▶ _Entries supplied_:
━━━━━━━━
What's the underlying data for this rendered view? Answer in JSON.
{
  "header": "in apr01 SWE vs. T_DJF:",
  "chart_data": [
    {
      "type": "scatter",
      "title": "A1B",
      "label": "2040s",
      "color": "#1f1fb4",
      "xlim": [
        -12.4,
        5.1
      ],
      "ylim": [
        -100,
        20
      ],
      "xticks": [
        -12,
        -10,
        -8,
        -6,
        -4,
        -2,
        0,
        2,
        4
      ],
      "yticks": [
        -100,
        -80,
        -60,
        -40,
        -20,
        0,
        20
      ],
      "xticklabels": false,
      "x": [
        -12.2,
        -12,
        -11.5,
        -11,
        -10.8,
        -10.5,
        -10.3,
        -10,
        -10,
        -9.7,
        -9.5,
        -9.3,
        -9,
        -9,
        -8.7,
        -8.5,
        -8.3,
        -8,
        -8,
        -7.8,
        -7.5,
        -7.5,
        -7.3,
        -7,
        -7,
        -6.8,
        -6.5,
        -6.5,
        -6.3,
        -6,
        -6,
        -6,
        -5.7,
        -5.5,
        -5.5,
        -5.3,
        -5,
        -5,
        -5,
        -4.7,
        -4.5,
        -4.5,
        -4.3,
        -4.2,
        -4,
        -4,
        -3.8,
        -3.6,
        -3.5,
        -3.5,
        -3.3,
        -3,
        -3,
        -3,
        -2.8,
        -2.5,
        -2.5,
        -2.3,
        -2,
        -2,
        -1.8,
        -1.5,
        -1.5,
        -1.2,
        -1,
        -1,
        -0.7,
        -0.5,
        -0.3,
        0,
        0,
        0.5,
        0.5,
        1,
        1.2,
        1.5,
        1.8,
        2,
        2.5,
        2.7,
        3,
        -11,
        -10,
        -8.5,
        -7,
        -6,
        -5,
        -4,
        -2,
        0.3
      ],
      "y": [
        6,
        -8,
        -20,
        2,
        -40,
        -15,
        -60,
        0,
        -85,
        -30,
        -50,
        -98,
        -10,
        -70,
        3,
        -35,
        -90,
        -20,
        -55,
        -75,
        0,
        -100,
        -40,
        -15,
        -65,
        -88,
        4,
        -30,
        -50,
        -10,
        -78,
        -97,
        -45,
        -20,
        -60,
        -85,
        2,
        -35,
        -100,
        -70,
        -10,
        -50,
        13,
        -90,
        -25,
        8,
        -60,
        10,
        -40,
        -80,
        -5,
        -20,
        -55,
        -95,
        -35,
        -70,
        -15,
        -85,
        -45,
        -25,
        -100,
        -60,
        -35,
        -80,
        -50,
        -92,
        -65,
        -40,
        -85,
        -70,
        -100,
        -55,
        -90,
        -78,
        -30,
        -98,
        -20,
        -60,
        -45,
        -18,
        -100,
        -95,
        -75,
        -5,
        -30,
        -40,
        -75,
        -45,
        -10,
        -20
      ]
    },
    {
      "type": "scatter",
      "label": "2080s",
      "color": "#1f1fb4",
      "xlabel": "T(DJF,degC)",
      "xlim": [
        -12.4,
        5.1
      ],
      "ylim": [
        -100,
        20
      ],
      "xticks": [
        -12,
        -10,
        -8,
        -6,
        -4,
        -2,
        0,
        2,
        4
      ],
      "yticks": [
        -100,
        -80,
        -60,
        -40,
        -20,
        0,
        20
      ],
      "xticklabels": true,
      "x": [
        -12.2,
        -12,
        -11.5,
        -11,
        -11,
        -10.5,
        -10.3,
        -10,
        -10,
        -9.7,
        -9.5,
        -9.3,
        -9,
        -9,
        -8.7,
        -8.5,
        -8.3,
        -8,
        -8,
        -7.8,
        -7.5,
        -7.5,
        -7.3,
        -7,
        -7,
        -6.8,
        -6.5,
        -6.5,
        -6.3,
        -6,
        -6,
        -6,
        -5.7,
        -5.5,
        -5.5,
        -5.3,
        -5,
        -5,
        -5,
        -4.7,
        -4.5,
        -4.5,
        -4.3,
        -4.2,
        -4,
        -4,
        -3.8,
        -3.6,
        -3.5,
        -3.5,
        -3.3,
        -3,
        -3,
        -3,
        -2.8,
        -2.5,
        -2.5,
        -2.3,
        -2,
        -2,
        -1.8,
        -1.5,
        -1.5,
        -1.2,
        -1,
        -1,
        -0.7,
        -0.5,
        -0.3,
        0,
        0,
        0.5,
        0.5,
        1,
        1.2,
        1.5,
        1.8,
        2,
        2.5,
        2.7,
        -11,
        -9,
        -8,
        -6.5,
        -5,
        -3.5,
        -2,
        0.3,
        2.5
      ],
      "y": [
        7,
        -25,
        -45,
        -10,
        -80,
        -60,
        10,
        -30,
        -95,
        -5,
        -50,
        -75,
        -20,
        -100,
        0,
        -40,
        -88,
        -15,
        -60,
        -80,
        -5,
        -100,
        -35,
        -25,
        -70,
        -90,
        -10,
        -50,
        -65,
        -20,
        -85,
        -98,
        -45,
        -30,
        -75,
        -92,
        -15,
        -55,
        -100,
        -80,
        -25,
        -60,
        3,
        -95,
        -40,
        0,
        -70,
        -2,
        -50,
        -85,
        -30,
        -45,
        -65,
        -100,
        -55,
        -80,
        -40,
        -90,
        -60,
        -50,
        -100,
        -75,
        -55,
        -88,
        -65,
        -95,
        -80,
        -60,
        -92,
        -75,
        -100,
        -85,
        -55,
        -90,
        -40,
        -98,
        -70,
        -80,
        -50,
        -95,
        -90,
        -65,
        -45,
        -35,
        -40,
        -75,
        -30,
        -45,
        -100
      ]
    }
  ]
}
━━━━━━━━
▶ _Problem to work on_:
Each entry above needs to be retyped exactly.

▶ _Answer to the exercise_:
What's the underlying data for this rendered view? Answer in JSON.
{
  "header": "in apr01 SWE vs. T_DJF:",
  "chart_data": [
    {
      "type": "scatter",
      "title": "A1B",
      "label": "2040s",
      "color": "#1f1fb4",
      "xlim": [
        -12.4,
        5.1
      ],
      "ylim": [
        -100,
        20
      ],
      "xticks": [
        -12,
        -10,
        -8,
        -6,
        -4,
        -2,
        0,
        2,
        4
      ],
      "yticks": [
        -100,
        -80,
        -60,
        -40,
        -20,
        0,
        20
      ],
      "xticklabels": false,
      "x": [
        -12.2,
        -12,
        -11.5,
        -11,
        -10.8,
        -10.5,
        -10.3,
        -10,
        -10,
        -9.7,
        -9.5,
        -9.3,
        -9,
        -9,
        -8.7,
        -8.5,
        -8.3,
        -8,
        -8,
        -7.8,
        -7.5,
        -7.5,
        -7.3,
        -7,
        -7,
        -6.8,
        -6.5,
        -6.5,
        -6.3,
        -6,
        -6,
        -6,
        -5.7,
        -5.5,
        -5.5,
        -5.3,
        -5,
        -5,
        -5,
        -4.7,
        -4.5,
        -4.5,
        -4.3,
        -4.2,
        -4,
        -4,
        -3.8,
        -3.6,
        -3.5,
        -3.5,
        -3.3,
        -3,
        -3,
        -3,
        -2.8,
        -2.5,
        -2.5,
        -2.3,
        -2,
        -2,
        -1.8,
        -1.5,
        -1.5,
        -1.2,
        -1,
        -1,
        -0.7,
        -0.5,
        -0.3,
        0,
        0,
        0.5,
        0.5,
        1,
        1.2,
        1.5,
        1.8,
        2,
        2.5,
        2.7,
        3,
        -11,
        -10,
        -8.5,
        -7,
        -6,
        -5,
        -4,
        -2,
        0.3
      ],
      "y": [
        6,
        -8,
        -20,
        2,
        -40,
        -15,
        -60,
        0,
        -85,
        -30,
        -50,
        -98,
        -10,
        -70,
        3,
        -35,
        -90,
        -20,
        -55,
        -75,
        0,
        -100,
        -40,
        -15,
        -65,
        -88,
        4,
        -30,
        -50,
        -10,
        -78,
        -97,
        -45,
        -20,
        -60,
        -85,
        2,
        -35,
        -100,
        -70,
        -10,
        -50,
        13,
        -90,
        -25,
        8,
        -60,
        10,
        -40,
        -80,
        -5,
        -20,
        -55,
        -95,
        -35,
        -70,
        -15,
        -85,
        -45,
        -25,
        -100,
        -60,
        -35,
        -80,
        -50,
        -92,
        -65,
        -40,
        -85,
        -70,
        -100,
        -55,
        -90,
        -78,
        -30,
        -98,
        -20,
        -60,
        -45,
        -18,
        -100,
        -95,
        -75,
        -5,
        -30,
        -40,
        -75,
        -45,
        -10,
        -20
      ]
    },
    {
      "type": "scatter",
      "label": "2080s",
      "color": "#1f1fb4",
      "xlabel": "T(DJF,degC)",
      "xlim": [
        -12.4,
        5.1
      ],
      "ylim": [
        -100,
        20
      ],
      "xticks": [
        -12,
        -10,
        -8,
        -6,
        -4,
        -2,
        0,
        2,
        4
      ],
      "yticks": [
        -100,
        -80,
        -60,
        -40,
        -20,
        0,
        20
      ],
      "xticklabels": true,
      "x": [
        -12.2,
        -12,
        -11.5,
        -11,
        -11,
        -10.5,
        -10.3,
        -10,
        -10,
        -9.7,
        -9.5,
        -9.3,
        -9,
        -9,
        -8.7,
        -8.5,
        -8.3,
        -8,
        -8,
        -7.8,
        -7.5,
        -7.5,
        -7.3,
        -7,
        -7,
        -6.8,
        -6.5,
        -6.5,
        -6.3,
        -6,
        -6,
        -6,
        -5.7,
        -5.5,
        -5.5,
        -5.3,
        -5,
        -5,
        -5,
        -4.7,
        -4.5,
        -4.5,
        -4.3,
        -4.2,
        -4,
        -4,
        -3.8,
        -3.6,
        -3.5,
        -3.5,
        -3.3,
        -3,
        -3,
        -3,
        -2.8,
        -2.5,
        -2.5,
        -2.3,
        -2,
        -2,
        -1.8,
        -1.5,
        -1.5,
        -1.2,
        -1,
        -1,
        -0.7,
        -0.5,
        -0.3,
        0,
        0,
        0.5,
        0.5,
        1,
        1.2,
        1.5,
        1.8,
        2,
        2.5,
        2.7,
        -11,
        -9,
        -8,
        -6.5,
        -5,
        -3.5,
        -2,
        0.3,
        2.5
      ],
      "y": [
        7,
        -25,
        -45,
        -10,
        -80,
        -60,
        10,
        -30,
        -95,
        -5,
        -50,
        -75,
        -20,
        -100,
        0,
        -40,
        -88,
        -15,
        -60,
        -80,
        -5,
        -100,
        -35,
        -25,
        -70,
        -90,
        -10,
        -50,
        -65,
        -20,
        -85,
        -98,
        -45,
        -30,
        -75,
        -92,
        -15,
        -55,
        -100,
        -80,
        -25,
        -60,
        3,
        -95,
        -40,
        0,
        -70,
        -2,
        -50,
        -85,
        -30,
        -45,
        -65,
        -100,
        -55,
        -80,
        -40,
        -90,
        -60,
        -50,
        -100,
        -75,
        -55,
        -88,
        -65,
        -95,
        -80,
        -60,
        -92,
        -75,
        -100,
        -85,
        -55,
        -90,
        -40,
        -98,
        -70,
        -80,
        -50,
        -95,
        -90,
        -65,
        -45,
        -35,
        -40,
        -75,
        -30,
        -45,
        -100
      ]
    }
  ]
}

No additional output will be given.